=== Supplied passage ===
Notably, Coral Springs never reapplied for a permit under the Amended Sign Code. Instead, it filed suit in federal district court on December 31, 2001. Its argument essentially was that the Sign Code was unconstitutional on its face when Coral Springs applied for the permit on September 6, 2001; that the unconstitutional provisions of the Sign Code could not be severed from the constitutional parts, meaning the entire statute was unlawful and therefore void; and consequently, that there was no enforceable Sign Code in place at the time of the application. In short, the plaintiff said, the application satisfied all state laws and the City had no valid basis for rejecting it, and, under Florida law, its right to the building permit vested at the moment it submitted an application. Finally, Coral Springs claimed, parts of the Amended Sign Code remained unconstitutional.

The City responded that the lawsuit was moot because the City had amended the challenged Sign Code and Coral Springs had never reapplied for a permit under the new law. Furthermore, the City argued, the old Sign Code was constitutional anyway, and to the extent that parts of it may not have been, they were nonetheless severable from the remaining valid parts, which included all of the provisions cited by the City in denying Coral Springs' application. Finally, the City said, Coral Springs had no vested right to the approval of its permit.
===
Problem details - Condense the paragraph that begins "The City responded" in the passage on the Coral Springs sign code lawsuit into a short list of the City's arguments.
=== Data shown ===
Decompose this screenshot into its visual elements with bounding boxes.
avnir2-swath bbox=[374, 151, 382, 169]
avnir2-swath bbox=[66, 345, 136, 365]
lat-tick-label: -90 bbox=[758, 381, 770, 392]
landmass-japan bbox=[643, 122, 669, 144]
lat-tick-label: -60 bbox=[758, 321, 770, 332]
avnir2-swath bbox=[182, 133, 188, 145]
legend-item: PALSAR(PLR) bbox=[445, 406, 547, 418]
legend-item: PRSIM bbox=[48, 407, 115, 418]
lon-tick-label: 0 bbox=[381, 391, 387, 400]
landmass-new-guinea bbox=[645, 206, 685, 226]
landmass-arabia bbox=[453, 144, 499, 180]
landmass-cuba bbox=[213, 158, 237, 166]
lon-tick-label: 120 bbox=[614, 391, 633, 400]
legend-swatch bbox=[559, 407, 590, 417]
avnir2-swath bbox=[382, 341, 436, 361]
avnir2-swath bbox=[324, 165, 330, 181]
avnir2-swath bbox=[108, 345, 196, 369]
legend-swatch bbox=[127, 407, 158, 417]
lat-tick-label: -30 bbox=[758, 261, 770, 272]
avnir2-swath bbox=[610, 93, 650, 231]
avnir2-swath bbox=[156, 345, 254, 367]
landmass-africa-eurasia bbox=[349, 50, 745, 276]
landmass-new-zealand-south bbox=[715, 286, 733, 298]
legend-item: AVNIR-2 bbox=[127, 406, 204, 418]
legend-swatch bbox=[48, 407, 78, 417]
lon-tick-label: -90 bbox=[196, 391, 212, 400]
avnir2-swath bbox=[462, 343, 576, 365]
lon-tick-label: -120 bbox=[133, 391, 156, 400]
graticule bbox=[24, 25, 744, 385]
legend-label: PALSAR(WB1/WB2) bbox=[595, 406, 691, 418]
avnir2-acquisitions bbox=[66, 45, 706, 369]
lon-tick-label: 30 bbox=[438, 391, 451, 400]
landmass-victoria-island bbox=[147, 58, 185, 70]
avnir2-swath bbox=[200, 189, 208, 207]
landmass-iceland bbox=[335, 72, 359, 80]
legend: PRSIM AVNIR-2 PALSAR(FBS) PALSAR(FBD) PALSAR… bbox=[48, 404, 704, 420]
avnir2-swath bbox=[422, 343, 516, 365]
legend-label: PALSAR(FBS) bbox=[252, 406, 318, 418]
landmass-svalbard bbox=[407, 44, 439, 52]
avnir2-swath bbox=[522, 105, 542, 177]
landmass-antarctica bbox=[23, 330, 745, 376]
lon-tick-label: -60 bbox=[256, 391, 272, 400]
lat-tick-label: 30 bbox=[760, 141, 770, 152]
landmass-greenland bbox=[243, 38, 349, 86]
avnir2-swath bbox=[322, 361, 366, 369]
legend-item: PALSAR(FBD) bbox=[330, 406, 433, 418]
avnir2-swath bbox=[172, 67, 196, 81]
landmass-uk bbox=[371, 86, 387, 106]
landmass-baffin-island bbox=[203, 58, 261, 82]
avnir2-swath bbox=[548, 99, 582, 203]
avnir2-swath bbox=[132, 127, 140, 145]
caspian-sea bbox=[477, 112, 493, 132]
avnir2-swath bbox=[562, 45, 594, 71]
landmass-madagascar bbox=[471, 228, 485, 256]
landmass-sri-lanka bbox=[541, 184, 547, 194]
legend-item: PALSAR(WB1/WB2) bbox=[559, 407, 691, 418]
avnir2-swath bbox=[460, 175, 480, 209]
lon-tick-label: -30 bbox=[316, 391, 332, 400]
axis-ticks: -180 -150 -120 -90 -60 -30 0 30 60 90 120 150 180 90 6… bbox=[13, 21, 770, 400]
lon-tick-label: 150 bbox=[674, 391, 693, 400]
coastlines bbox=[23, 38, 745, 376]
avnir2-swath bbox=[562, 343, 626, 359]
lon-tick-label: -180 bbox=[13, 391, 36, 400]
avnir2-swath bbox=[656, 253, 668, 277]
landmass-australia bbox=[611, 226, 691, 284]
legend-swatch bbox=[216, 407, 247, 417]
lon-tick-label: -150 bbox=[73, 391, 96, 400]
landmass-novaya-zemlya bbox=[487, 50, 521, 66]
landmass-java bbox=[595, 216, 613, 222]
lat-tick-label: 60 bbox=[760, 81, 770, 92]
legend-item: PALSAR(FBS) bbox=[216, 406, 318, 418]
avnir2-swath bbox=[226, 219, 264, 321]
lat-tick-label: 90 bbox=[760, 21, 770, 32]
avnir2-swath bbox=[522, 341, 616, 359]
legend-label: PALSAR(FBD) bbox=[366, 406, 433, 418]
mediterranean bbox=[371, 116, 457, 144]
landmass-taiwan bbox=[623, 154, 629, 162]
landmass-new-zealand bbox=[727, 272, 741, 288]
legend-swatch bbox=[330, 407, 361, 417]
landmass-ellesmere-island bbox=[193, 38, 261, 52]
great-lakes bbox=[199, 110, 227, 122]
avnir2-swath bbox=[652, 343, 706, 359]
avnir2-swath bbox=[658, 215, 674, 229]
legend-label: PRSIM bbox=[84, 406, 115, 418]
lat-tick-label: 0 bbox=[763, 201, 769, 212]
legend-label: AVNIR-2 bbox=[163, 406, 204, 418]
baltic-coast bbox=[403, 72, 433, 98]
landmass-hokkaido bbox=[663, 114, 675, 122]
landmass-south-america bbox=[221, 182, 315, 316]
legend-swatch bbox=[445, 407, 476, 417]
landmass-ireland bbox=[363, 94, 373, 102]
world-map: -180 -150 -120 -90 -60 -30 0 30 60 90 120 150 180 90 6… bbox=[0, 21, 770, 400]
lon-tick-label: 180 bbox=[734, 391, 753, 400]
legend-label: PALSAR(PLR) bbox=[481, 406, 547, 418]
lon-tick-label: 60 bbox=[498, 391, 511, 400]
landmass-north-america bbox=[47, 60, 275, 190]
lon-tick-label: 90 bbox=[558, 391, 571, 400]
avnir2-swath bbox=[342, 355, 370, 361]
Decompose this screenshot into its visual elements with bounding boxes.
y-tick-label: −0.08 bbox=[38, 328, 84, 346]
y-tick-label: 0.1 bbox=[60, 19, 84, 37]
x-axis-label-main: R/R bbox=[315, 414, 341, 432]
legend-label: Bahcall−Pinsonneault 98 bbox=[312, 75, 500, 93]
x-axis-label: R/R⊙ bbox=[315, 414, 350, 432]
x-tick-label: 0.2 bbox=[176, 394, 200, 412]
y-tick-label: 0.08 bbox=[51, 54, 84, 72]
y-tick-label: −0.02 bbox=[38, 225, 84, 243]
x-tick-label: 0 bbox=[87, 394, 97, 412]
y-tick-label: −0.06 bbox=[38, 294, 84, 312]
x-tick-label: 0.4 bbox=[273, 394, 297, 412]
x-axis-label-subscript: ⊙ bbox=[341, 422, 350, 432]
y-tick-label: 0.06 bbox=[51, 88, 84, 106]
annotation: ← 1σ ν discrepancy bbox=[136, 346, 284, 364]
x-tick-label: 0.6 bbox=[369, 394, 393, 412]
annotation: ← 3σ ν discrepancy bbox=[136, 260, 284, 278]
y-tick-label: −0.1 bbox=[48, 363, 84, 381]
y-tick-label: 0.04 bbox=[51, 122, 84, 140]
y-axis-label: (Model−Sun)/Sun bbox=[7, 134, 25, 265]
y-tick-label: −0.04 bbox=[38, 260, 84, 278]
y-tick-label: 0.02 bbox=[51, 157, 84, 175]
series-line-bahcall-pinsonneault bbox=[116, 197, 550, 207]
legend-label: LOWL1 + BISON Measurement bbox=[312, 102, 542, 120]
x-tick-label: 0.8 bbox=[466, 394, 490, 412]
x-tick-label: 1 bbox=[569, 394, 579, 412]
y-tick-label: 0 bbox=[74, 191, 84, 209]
===
Solution for this task -
- The suit was moot: the City had amended the challenged Sign Code, and Coral Springs never reapplied for a permit under the new law.
- The old Sign Code was constitutional anyway.
- Any unconstitutional parts were severable from the valid parts, which included every provision the City cited in denying the application.
- Coral Springs had no vested right to approval of its permit.